:: Problem description ::
Extract every line that contains the string "name".

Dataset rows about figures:
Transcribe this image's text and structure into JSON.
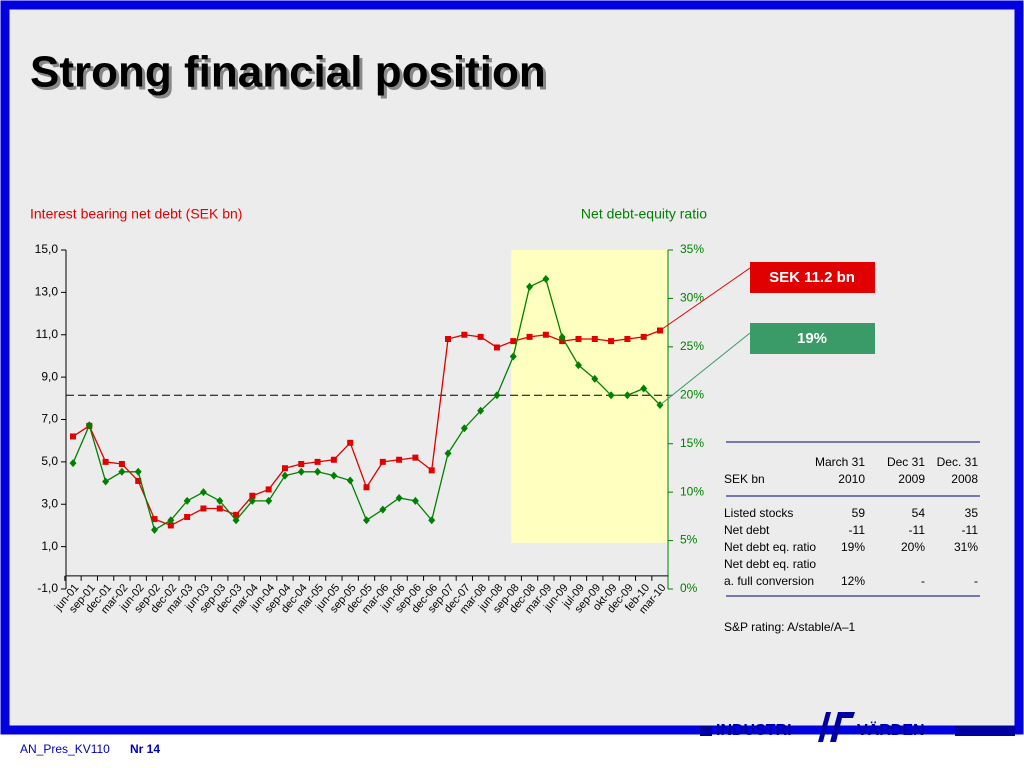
{
  "slide": {
    "title": "Strong financial position",
    "footer": {
      "file": "AN_Pres_KV110",
      "page": "Nr 14"
    },
    "logo": {
      "left": "INDUSTRI",
      "right": "VÄRDEN"
    }
  },
  "chart_data": {
    "type": "line",
    "categories": [
      "jun-01",
      "sep-01",
      "dec-01",
      "mar-02",
      "jun-02",
      "sep-02",
      "dec-02",
      "mar-03",
      "jun-03",
      "sep-03",
      "dec-03",
      "mar-04",
      "jun-04",
      "sep-04",
      "dec-04",
      "mar-05",
      "jun-05",
      "sep-05",
      "dec-05",
      "mar-06",
      "jun-06",
      "sep-06",
      "dec-06",
      "sep-07",
      "dec-07",
      "mar-08",
      "jun-08",
      "sep-08",
      "dec-08",
      "mar-09",
      "jun-09",
      "jul-09",
      "sep-09",
      "okt-09",
      "dec-09",
      "feb-10",
      "mar-10"
    ],
    "series": [
      {
        "name": "Interest bearing net debt  (SEK bn)",
        "color": "#e00000",
        "marker": "square",
        "axis": "y",
        "values": [
          6.2,
          6.7,
          5.0,
          4.9,
          4.1,
          2.3,
          2.0,
          2.4,
          2.8,
          2.8,
          2.5,
          3.4,
          3.7,
          4.7,
          4.9,
          5.0,
          5.1,
          5.9,
          3.8,
          5.0,
          5.1,
          5.2,
          4.6,
          10.8,
          11.0,
          10.9,
          10.4,
          10.7,
          10.9,
          11.0,
          10.7,
          10.8,
          10.8,
          10.7,
          10.8,
          10.9,
          11.2
        ]
      },
      {
        "name": "Net debt-equity ratio",
        "color": "#008000",
        "marker": "diamond",
        "axis": "y2",
        "values": [
          13.0,
          16.9,
          11.1,
          12.1,
          12.1,
          6.1,
          7.1,
          9.1,
          10.0,
          9.1,
          7.1,
          9.1,
          9.1,
          11.7,
          12.1,
          12.1,
          11.7,
          11.2,
          7.1,
          8.2,
          9.4,
          9.1,
          7.1,
          14.0,
          16.6,
          18.4,
          20.0,
          24.0,
          31.2,
          32.0,
          26.0,
          23.1,
          21.7,
          20.0,
          20.0,
          20.7,
          19.0
        ]
      }
    ],
    "ylim": [
      -1,
      15
    ],
    "yticks": [
      {
        "value": -1,
        "label": "-1,0"
      },
      {
        "value": 1,
        "label": "1,0"
      },
      {
        "value": 3,
        "label": "3,0"
      },
      {
        "value": 5,
        "label": "5,0"
      },
      {
        "value": 7,
        "label": "7,0"
      },
      {
        "value": 9,
        "label": "9,0"
      },
      {
        "value": 11,
        "label": "11,0"
      },
      {
        "value": 13,
        "label": "13,0"
      },
      {
        "value": 15,
        "label": "15,0"
      }
    ],
    "y2lim": [
      0,
      35
    ],
    "y2ticks": [
      {
        "value": 0,
        "label": "0%"
      },
      {
        "value": 5,
        "label": "5%"
      },
      {
        "value": 10,
        "label": "10%"
      },
      {
        "value": 15,
        "label": "15%"
      },
      {
        "value": 20,
        "label": "20%"
      },
      {
        "value": 25,
        "label": "25%"
      },
      {
        "value": 30,
        "label": "30%"
      },
      {
        "value": 35,
        "label": "35%"
      }
    ],
    "reference_line": {
      "value": 20,
      "axis": "y2"
    },
    "highlight_from": "sep-08",
    "highlight_color": "#ffffc0",
    "callouts": [
      {
        "label": "SEK 11.2 bn",
        "color": "#e00000"
      },
      {
        "label": "19%",
        "color": "#3a9a68"
      }
    ]
  },
  "table": {
    "header_top": [
      "March 31",
      "Dec 31",
      "Dec. 31"
    ],
    "header_bottom": [
      "SEK bn",
      "2010",
      "2009",
      "2008"
    ],
    "rows": [
      [
        "Listed stocks",
        "59",
        "54",
        "35"
      ],
      [
        "Net debt",
        "-11",
        "-11",
        "-11"
      ],
      [
        "Net debt eq. ratio",
        "19%",
        "20%",
        "31%"
      ],
      [
        "Net debt eq. ratio"
      ],
      [
        "a. full conversion",
        "12%",
        "-",
        "-"
      ]
    ],
    "note": "S&P rating: A/stable/A–1"
  }
}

:: Result of this task ::
        "name": "Interest bearing net debt  (SEK bn)",
        "name": "Net debt-equity ratio",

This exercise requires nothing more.